Exercise data:
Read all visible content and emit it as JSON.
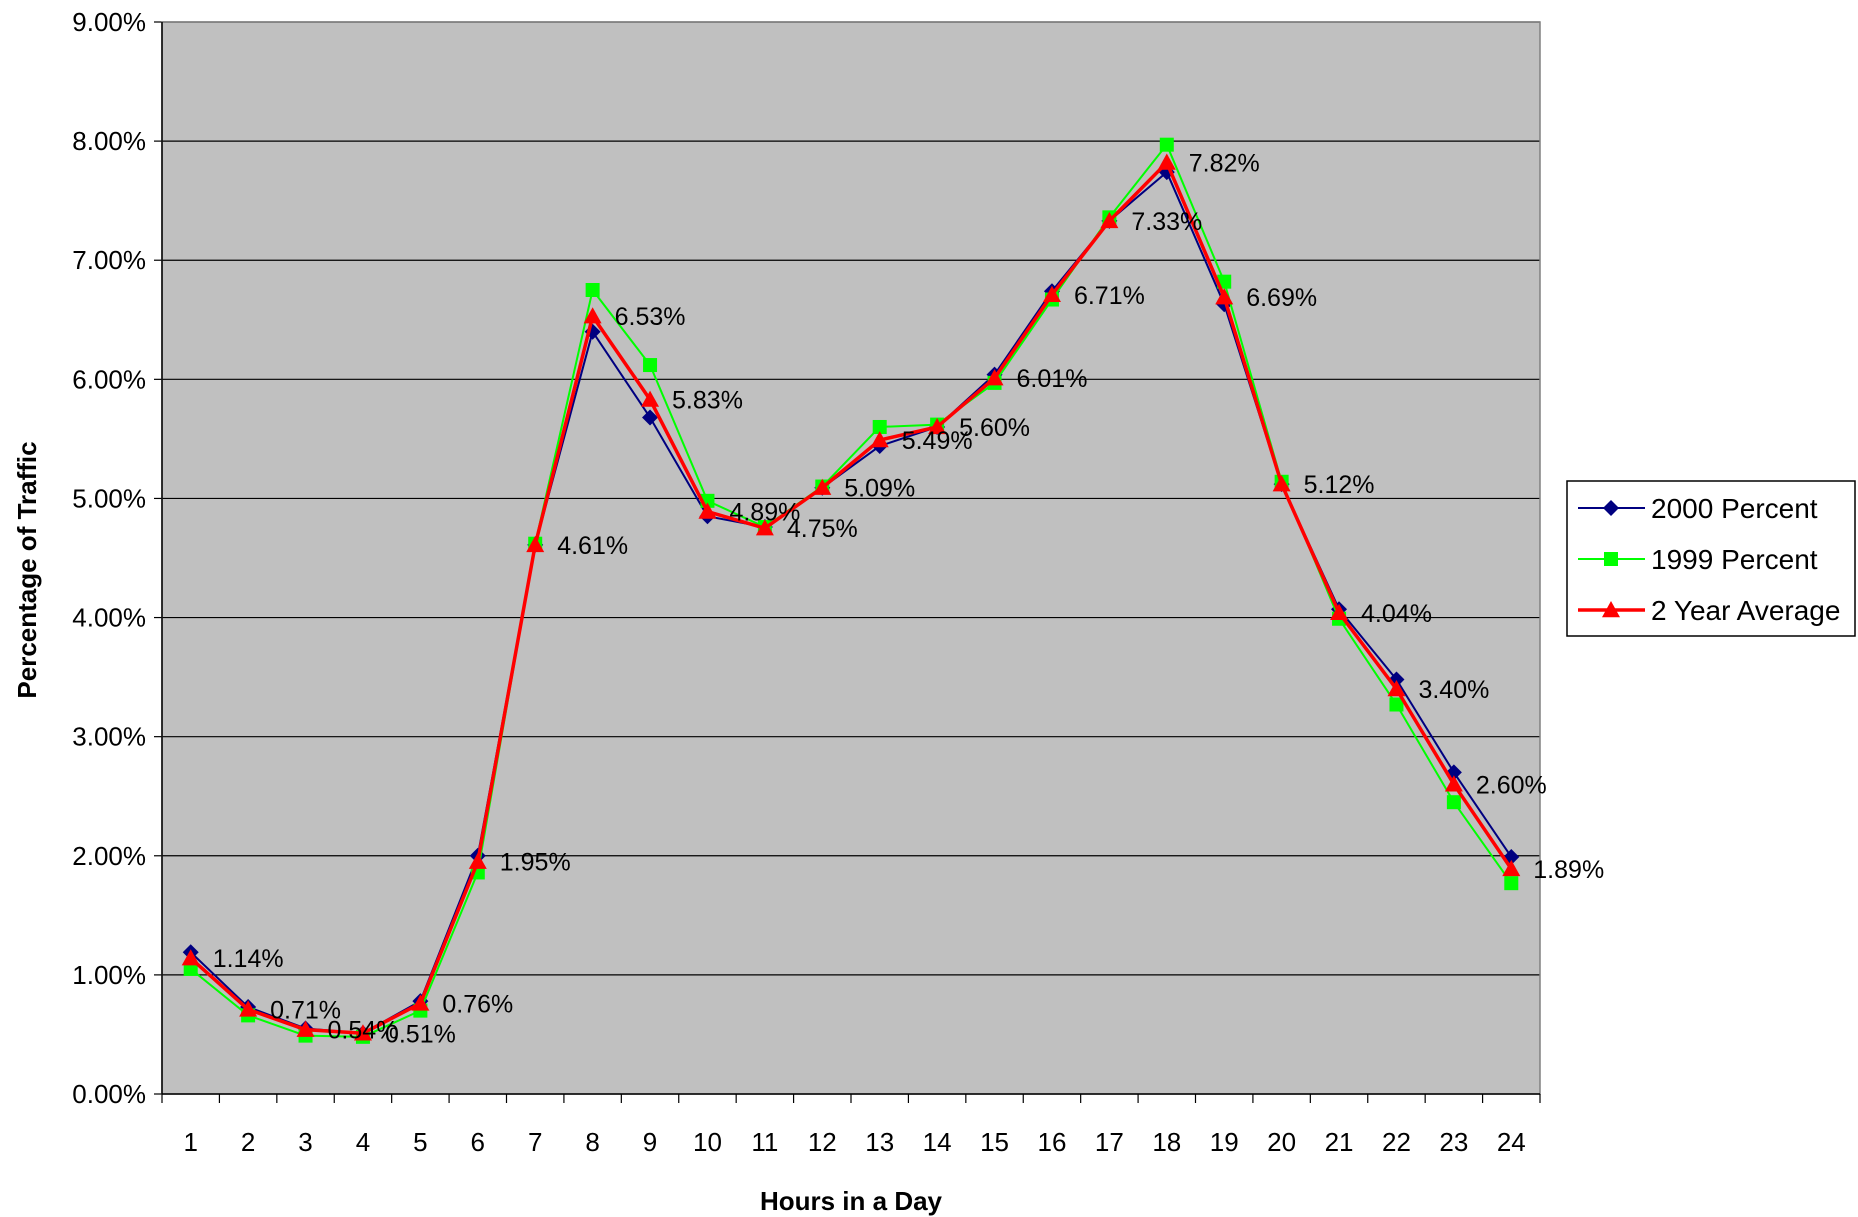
{
  "chart_data": {
    "type": "line",
    "xlabel": "Hours in a Day",
    "ylabel": "Percentage of Traffic",
    "ylim": [
      0,
      9
    ],
    "y_tick_step": 1,
    "y_tick_format": "percent_2dp",
    "grid": true,
    "plot_background": "#c0c0c0",
    "legend_position": "right",
    "categories": [
      "1",
      "2",
      "3",
      "4",
      "5",
      "6",
      "7",
      "8",
      "9",
      "10",
      "11",
      "12",
      "13",
      "14",
      "15",
      "16",
      "17",
      "18",
      "19",
      "20",
      "21",
      "22",
      "23",
      "24"
    ],
    "series": [
      {
        "name": "2000 Percent",
        "color": "#000080",
        "marker": "diamond",
        "values": [
          1.19,
          0.73,
          0.55,
          0.51,
          0.78,
          2.0,
          4.61,
          6.4,
          5.68,
          4.85,
          4.76,
          5.09,
          5.44,
          5.6,
          6.04,
          6.74,
          7.33,
          7.74,
          6.63,
          5.12,
          4.07,
          3.48,
          2.7,
          1.99
        ]
      },
      {
        "name": "1999 Percent",
        "color": "#00ff00",
        "marker": "square",
        "values": [
          1.05,
          0.66,
          0.49,
          0.48,
          0.7,
          1.86,
          4.62,
          6.75,
          6.12,
          4.98,
          4.76,
          5.1,
          5.6,
          5.62,
          5.97,
          6.67,
          7.36,
          7.97,
          6.82,
          5.14,
          3.99,
          3.27,
          2.45,
          1.77
        ]
      },
      {
        "name": "2 Year Average",
        "color": "#ff0000",
        "marker": "triangle",
        "values": [
          1.14,
          0.71,
          0.54,
          0.51,
          0.76,
          1.95,
          4.61,
          6.53,
          5.83,
          4.89,
          4.75,
          5.09,
          5.49,
          5.6,
          6.01,
          6.71,
          7.33,
          7.82,
          6.69,
          5.12,
          4.04,
          3.4,
          2.6,
          1.89
        ],
        "data_labels": [
          "1.14%",
          "0.71%",
          "0.54%",
          "0.51%",
          "0.76%",
          "1.95%",
          "4.61%",
          "6.53%",
          "5.83%",
          "4.89%",
          "4.75%",
          "5.09%",
          "5.49%",
          "5.60%",
          "6.01%",
          "6.71%",
          "7.33%",
          "7.82%",
          "6.69%",
          "5.12%",
          "4.04%",
          "3.40%",
          "2.60%",
          "1.89%"
        ]
      }
    ]
  }
}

Written instruction: Copy out all lines from the material above that contain the string "color".

Finished answer:
        "color": "#000080",
        "color": "#00ff00",
        "color": "#ff0000",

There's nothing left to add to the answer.